## Job
Keep only the lines of the listing that include the word "طارق", and copy them.

## The records

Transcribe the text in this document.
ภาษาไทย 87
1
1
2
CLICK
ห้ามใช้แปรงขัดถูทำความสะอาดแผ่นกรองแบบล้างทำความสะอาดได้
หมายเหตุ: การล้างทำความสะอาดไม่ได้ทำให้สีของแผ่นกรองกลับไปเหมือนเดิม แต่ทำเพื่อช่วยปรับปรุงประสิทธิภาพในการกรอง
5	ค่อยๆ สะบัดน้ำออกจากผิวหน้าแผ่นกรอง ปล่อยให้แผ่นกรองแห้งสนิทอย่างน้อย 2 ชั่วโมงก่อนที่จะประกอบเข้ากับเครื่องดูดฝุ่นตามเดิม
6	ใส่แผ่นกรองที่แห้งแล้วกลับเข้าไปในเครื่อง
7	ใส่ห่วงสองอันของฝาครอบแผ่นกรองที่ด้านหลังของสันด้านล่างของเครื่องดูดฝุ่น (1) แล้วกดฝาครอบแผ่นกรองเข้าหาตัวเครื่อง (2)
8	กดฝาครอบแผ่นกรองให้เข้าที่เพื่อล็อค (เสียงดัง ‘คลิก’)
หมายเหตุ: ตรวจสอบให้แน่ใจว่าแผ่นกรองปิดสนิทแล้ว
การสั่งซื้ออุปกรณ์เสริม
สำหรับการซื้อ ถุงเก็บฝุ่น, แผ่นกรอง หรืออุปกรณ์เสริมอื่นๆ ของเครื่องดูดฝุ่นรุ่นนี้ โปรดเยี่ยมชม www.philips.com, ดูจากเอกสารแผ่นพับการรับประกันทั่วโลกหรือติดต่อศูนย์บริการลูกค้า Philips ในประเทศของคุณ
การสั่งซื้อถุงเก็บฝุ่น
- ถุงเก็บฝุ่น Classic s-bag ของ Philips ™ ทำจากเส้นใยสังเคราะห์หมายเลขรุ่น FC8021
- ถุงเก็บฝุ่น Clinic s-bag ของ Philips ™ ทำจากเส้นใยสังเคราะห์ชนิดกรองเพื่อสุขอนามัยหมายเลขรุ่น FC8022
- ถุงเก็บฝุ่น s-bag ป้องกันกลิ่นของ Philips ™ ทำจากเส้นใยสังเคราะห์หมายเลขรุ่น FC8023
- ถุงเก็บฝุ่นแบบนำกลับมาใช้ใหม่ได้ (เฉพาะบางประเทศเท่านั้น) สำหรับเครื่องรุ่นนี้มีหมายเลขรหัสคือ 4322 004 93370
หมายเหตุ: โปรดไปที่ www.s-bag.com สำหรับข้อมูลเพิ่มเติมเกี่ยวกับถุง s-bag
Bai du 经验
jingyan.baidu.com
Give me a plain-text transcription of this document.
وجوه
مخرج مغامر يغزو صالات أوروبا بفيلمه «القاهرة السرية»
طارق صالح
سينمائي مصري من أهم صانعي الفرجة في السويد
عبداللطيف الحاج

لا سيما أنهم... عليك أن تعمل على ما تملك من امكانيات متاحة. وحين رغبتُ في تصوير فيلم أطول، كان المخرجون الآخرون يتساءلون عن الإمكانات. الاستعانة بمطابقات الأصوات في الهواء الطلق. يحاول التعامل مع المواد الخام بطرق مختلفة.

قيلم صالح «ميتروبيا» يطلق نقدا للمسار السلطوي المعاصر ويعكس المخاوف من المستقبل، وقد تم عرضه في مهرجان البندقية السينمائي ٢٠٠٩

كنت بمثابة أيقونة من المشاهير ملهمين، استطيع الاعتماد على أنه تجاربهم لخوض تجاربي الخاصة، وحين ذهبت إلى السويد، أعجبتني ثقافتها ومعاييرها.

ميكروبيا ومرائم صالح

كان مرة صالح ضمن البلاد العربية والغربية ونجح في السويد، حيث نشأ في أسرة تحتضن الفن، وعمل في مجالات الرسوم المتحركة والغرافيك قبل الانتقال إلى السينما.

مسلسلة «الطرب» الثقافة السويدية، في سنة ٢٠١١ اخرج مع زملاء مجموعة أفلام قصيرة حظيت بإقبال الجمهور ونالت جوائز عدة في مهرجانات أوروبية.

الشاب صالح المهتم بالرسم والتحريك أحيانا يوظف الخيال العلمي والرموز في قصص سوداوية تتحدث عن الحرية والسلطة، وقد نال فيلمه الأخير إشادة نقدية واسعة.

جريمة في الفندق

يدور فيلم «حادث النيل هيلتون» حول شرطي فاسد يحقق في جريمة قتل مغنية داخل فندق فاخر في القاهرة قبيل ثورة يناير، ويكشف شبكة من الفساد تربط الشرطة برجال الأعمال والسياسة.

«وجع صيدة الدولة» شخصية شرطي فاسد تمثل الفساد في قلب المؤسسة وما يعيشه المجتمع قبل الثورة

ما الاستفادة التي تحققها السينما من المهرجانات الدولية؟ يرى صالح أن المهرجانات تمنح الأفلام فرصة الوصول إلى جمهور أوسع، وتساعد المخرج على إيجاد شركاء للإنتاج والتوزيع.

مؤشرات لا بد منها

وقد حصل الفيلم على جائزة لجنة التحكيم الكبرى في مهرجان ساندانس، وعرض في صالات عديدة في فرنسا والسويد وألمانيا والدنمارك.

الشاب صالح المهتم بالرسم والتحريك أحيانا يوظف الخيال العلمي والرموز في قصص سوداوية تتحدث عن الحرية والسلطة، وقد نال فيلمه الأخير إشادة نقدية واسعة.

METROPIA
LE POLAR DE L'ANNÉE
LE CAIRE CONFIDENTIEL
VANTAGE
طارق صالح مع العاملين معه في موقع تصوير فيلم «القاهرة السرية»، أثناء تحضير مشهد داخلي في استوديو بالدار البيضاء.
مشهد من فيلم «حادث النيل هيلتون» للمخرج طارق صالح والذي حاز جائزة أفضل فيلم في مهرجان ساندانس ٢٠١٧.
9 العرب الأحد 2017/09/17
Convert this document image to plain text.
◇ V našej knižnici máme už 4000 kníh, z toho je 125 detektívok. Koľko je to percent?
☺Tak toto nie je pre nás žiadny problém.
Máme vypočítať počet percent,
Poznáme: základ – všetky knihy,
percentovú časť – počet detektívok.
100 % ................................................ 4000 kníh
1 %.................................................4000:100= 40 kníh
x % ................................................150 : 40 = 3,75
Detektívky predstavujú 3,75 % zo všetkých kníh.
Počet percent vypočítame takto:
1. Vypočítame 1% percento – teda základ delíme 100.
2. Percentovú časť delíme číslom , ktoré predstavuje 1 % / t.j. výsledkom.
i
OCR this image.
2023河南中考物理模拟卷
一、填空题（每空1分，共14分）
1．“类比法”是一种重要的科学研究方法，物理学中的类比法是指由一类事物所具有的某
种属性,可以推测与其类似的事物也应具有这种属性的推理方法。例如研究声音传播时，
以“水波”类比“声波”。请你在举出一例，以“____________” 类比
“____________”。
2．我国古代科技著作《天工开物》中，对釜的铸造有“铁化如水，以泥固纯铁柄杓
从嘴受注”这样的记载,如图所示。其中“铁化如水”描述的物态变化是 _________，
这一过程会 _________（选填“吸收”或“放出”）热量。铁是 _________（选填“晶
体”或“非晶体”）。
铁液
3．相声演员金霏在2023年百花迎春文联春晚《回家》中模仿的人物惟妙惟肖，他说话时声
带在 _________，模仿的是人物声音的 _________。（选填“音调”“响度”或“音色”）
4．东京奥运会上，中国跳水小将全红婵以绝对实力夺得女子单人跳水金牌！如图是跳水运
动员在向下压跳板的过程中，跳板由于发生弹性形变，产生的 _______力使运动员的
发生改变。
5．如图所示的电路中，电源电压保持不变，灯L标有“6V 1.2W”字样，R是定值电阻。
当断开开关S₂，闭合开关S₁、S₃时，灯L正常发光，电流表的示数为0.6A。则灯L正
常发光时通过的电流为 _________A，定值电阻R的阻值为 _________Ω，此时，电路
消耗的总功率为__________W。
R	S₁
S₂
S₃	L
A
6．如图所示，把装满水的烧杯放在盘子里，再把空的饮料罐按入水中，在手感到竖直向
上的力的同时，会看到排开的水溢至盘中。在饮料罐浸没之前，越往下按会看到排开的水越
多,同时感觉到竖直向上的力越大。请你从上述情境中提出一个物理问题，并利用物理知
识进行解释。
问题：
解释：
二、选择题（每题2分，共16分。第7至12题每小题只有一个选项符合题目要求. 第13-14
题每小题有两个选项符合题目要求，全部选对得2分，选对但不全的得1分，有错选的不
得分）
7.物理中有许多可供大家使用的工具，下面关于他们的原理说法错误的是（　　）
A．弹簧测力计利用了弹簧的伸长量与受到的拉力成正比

## Answer to the task
طارق صالح
طارق صالح مع العاملين معه في موقع تصوير فيلم «القاهرة السرية»، أثناء تحضير مشهد داخلي في استوديو بالدار البيضاء.
مشهد من فيلم «حادث النيل هيلتون» للمخرج طارق صالح والذي حاز جائزة أفضل فيلم في مهرجان ساندانس ٢٠١٧.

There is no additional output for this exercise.